↓
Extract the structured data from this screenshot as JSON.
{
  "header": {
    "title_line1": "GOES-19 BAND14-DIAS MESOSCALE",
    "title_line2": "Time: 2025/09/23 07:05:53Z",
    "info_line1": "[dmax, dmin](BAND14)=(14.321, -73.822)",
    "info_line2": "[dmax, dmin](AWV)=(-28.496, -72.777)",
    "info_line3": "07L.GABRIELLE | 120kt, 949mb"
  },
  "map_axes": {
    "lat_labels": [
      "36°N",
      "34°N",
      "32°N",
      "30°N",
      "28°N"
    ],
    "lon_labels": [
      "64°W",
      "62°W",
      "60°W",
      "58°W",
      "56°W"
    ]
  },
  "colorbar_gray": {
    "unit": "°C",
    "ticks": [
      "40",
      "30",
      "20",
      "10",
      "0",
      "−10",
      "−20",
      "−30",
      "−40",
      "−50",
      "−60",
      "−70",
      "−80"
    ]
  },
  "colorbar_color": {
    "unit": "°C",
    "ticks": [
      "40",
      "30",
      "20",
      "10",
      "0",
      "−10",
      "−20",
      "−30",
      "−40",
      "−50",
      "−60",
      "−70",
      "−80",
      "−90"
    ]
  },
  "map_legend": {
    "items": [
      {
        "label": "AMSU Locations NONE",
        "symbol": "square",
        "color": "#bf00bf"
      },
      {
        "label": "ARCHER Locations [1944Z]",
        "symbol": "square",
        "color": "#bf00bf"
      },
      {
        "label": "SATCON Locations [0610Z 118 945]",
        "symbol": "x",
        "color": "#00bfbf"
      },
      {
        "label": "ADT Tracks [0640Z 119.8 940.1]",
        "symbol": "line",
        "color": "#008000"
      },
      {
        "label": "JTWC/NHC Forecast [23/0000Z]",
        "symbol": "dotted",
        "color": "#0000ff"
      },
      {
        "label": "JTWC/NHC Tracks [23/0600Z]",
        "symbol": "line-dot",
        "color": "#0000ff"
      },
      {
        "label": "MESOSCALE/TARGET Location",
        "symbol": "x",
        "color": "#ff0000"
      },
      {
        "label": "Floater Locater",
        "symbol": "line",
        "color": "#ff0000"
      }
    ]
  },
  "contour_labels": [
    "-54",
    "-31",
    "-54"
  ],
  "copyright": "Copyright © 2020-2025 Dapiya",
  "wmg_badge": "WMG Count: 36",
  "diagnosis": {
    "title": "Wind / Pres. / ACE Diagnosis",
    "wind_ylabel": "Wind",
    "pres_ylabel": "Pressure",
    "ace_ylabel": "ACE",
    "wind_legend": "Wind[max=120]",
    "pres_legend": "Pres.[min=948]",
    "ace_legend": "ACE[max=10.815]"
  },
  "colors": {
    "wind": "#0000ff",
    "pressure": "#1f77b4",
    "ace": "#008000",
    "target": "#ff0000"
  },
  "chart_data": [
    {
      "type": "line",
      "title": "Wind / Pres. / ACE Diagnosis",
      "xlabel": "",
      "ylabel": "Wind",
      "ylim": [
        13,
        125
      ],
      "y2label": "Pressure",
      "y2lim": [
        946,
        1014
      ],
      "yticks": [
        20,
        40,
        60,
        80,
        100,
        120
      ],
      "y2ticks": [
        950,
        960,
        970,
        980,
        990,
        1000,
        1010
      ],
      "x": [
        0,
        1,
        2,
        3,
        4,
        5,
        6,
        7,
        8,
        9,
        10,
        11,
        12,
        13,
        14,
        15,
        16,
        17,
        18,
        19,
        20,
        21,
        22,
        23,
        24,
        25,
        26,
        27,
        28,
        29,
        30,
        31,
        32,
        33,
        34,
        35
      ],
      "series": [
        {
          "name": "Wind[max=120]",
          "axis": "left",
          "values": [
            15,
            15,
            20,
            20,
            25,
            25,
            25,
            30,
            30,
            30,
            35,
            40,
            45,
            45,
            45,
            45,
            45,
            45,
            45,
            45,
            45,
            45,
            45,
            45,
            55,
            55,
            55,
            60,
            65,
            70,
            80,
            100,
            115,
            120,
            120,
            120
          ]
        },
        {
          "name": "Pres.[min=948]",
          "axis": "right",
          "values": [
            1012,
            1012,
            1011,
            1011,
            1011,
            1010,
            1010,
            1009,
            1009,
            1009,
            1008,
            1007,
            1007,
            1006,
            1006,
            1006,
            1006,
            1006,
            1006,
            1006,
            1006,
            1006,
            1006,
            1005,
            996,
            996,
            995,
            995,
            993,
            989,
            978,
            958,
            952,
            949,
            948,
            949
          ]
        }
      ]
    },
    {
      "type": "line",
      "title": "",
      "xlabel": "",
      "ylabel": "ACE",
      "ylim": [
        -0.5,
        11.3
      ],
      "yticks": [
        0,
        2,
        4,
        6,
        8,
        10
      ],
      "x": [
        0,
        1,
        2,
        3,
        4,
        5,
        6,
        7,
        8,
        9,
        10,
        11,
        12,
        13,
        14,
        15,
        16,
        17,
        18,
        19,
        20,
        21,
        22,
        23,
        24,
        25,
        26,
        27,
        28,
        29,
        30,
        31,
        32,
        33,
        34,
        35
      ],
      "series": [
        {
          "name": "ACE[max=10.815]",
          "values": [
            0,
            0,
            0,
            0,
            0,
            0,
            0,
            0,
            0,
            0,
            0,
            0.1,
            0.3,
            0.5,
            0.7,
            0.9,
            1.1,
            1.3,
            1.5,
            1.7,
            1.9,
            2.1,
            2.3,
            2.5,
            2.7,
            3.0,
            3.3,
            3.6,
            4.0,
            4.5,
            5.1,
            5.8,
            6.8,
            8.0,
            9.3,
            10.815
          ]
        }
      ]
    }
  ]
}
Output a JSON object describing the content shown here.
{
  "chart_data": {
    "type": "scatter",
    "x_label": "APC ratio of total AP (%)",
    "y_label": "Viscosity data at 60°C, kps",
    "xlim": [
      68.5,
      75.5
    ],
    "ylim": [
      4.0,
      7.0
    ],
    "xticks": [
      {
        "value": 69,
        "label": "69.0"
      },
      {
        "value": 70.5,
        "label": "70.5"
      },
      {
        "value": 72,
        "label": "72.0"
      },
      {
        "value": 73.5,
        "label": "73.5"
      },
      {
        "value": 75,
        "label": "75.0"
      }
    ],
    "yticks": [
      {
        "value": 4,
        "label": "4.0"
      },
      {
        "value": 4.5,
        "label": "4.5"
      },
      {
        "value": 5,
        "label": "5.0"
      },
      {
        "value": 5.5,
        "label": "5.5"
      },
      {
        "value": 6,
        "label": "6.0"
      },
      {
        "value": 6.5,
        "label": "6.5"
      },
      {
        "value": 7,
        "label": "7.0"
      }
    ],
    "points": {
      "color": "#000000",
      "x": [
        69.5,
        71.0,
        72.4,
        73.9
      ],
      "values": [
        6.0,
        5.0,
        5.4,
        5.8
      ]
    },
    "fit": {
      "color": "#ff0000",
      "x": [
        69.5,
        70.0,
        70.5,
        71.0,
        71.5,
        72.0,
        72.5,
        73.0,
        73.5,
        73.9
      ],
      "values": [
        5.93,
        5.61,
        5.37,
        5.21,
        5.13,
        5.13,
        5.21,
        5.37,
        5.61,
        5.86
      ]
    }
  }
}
↑
PROBLEM TO WORK ON
Your task is to reproduce all of the records exactly.

COMPLETED TASK
Extract the structured data from this screenshot as JSON.
{
  "header": {
    "title_line1": "GOES-19 BAND14-DIAS MESOSCALE",
    "title_line2": "Time: 2025/09/23 07:05:53Z",
    "info_line1": "[dmax, dmin](BAND14)=(14.321, -73.822)",
    "info_line2": "[dmax, dmin](AWV)=(-28.496, -72.777)",
    "info_line3": "07L.GABRIELLE | 120kt, 949mb"
  },
  "map_axes": {
    "lat_labels": [
      "36°N",
      "34°N",
      "32°N",
      "30°N",
      "28°N"
    ],
    "lon_labels": [
      "64°W",
      "62°W",
      "60°W",
      "58°W",
      "56°W"
    ]
  },
  "colorbar_gray": {
    "unit": "°C",
    "ticks": [
      "40",
      "30",
      "20",
      "10",
      "0",
      "−10",
      "−20",
      "−30",
      "−40",
      "−50",
      "−60",
      "−70",
      "−80"
    ]
  },
  "colorbar_color": {
    "unit": "°C",
    "ticks": [
      "40",
      "30",
      "20",
      "10",
      "0",
      "−10",
      "−20",
      "−30",
      "−40",
      "−50",
      "−60",
      "−70",
      "−80",
      "−90"
    ]
  },
  "map_legend": {
    "items": [
      {
        "label": "AMSU Locations NONE",
        "symbol": "square",
        "color": "#bf00bf"
      },
      {
        "label": "ARCHER Locations [1944Z]",
        "symbol": "square",
        "color": "#bf00bf"
      },
      {
        "label": "SATCON Locations [0610Z 118 945]",
        "symbol": "x",
        "color": "#00bfbf"
      },
      {
        "label": "ADT Tracks [0640Z 119.8 940.1]",
        "symbol": "line",
        "color": "#008000"
      },
      {
        "label": "JTWC/NHC Forecast [23/0000Z]",
        "symbol": "dotted",
        "color": "#0000ff"
      },
      {
        "label": "JTWC/NHC Tracks [23/0600Z]",
        "symbol": "line-dot",
        "color": "#0000ff"
      },
      {
        "label": "MESOSCALE/TARGET Location",
        "symbol": "x",
        "color": "#ff0000"
      },
      {
        "label": "Floater Locater",
        "symbol": "line",
        "color": "#ff0000"
      }
    ]
  },
  "contour_labels": [
    "-54",
    "-31",
    "-54"
  ],
  "copyright": "Copyright © 2020-2025 Dapiya",
  "wmg_badge": "WMG Count: 36",
  "diagnosis": {
    "title": "Wind / Pres. / ACE Diagnosis",
    "wind_ylabel": "Wind",
    "pres_ylabel": "Pressure",
    "ace_ylabel": "ACE",
    "wind_legend": "Wind[max=120]",
    "pres_legend": "Pres.[min=948]",
    "ace_legend": "ACE[max=10.815]"
  },
  "colors": {
    "wind": "#0000ff",
    "pressure": "#1f77b4",
    "ace": "#008000",
    "target": "#ff0000"
  },
  "chart_data": [
    {
      "type": "line",
      "title": "Wind / Pres. / ACE Diagnosis",
      "xlabel": "",
      "ylabel": "Wind",
      "ylim": [
        13,
        125
      ],
      "y2label": "Pressure",
      "y2lim": [
        946,
        1014
      ],
      "yticks": [
        20,
        40,
        60,
        80,
        100,
        120
      ],
      "y2ticks": [
        950,
        960,
        970,
        980,
        990,
        1000,
        1010
      ],
      "x": [
        0,
        1,
        2,
        3,
        4,
        5,
        6,
        7,
        8,
        9,
        10,
        11,
        12,
        13,
        14,
        15,
        16,
        17,
        18,
        19,
        20,
        21,
        22,
        23,
        24,
        25,
        26,
        27,
        28,
        29,
        30,
        31,
        32,
        33,
        34,
        35
      ],
      "series": [
        {
          "name": "Wind[max=120]",
          "axis": "left",
          "values": [
            15,
            15,
            20,
            20,
            25,
            25,
            25,
            30,
            30,
            30,
            35,
            40,
            45,
            45,
            45,
            45,
            45,
            45,
            45,
            45,
            45,
            45,
            45,
            45,
            55,
            55,
            55,
            60,
            65,
            70,
            80,
            100,
            115,
            120,
            120,
            120
          ]
        },
        {
          "name": "Pres.[min=948]",
          "axis": "right",
          "values": [
            1012,
            1012,
            1011,
            1011,
            1011,
            1010,
            1010,
            1009,
            1009,
            1009,
            1008,
            1007,
            1007,
            1006,
            1006,
            1006,
            1006,
            1006,
            1006,
            1006,
            1006,
            1006,
            1006,
            1005,
            996,
            996,
            995,
            995,
            993,
            989,
            978,
            958,
            952,
            949,
            948,
            949
          ]
        }
      ]
    },
    {
      "type": "line",
      "title": "",
      "xlabel": "",
      "ylabel": "ACE",
      "ylim": [
        -0.5,
        11.3
      ],
      "yticks": [
        0,
        2,
        4,
        6,
        8,
        10
      ],
      "x": [
        0,
        1,
        2,
        3,
        4,
        5,
        6,
        7,
        8,
        9,
        10,
        11,
        12,
        13,
        14,
        15,
        16,
        17,
        18,
        19,
        20,
        21,
        22,
        23,
        24,
        25,
        26,
        27,
        28,
        29,
        30,
        31,
        32,
        33,
        34,
        35
      ],
      "series": [
        {
          "name": "ACE[max=10.815]",
          "values": [
            0,
            0,
            0,
            0,
            0,
            0,
            0,
            0,
            0,
            0,
            0,
            0.1,
            0.3,
            0.5,
            0.7,
            0.9,
            1.1,
            1.3,
            1.5,
            1.7,
            1.9,
            2.1,
            2.3,
            2.5,
            2.7,
            3.0,
            3.3,
            3.6,
            4.0,
            4.5,
            5.1,
            5.8,
            6.8,
            8.0,
            9.3,
            10.815
          ]
        }
      ]
    }
  ]
}
Output a JSON object describing the content shown here.
{
  "chart_data": {
    "type": "scatter",
    "x_label": "APC ratio of total AP (%)",
    "y_label": "Viscosity data at 60°C, kps",
    "xlim": [
      68.5,
      75.5
    ],
    "ylim": [
      4.0,
      7.0
    ],
    "xticks": [
      {
        "value": 69,
        "label": "69.0"
      },
      {
        "value": 70.5,
        "label": "70.5"
      },
      {
        "value": 72,
        "label": "72.0"
      },
      {
        "value": 73.5,
        "label": "73.5"
      },
      {
        "value": 75,
        "label": "75.0"
      }
    ],
    "yticks": [
      {
        "value": 4,
        "label": "4.0"
      },
      {
        "value": 4.5,
        "label": "4.5"
      },
      {
        "value": 5,
        "label": "5.0"
      },
      {
        "value": 5.5,
        "label": "5.5"
      },
      {
        "value": 6,
        "label": "6.0"
      },
      {
        "value": 6.5,
        "label": "6.5"
      },
      {
        "value": 7,
        "label": "7.0"
      }
    ],
    "points": {
      "color": "#000000",
      "x": [
        69.5,
        71.0,
        72.4,
        73.9
      ],
      "values": [
        6.0,
        5.0,
        5.4,
        5.8
      ]
    },
    "fit": {
      "color": "#ff0000",
      "x": [
        69.5,
        70.0,
        70.5,
        71.0,
        71.5,
        72.0,
        72.5,
        73.0,
        73.5,
        73.9
      ],
      "values": [
        5.93,
        5.61,
        5.37,
        5.21,
        5.13,
        5.13,
        5.21,
        5.37,
        5.61,
        5.86
      ]
    }
  }
}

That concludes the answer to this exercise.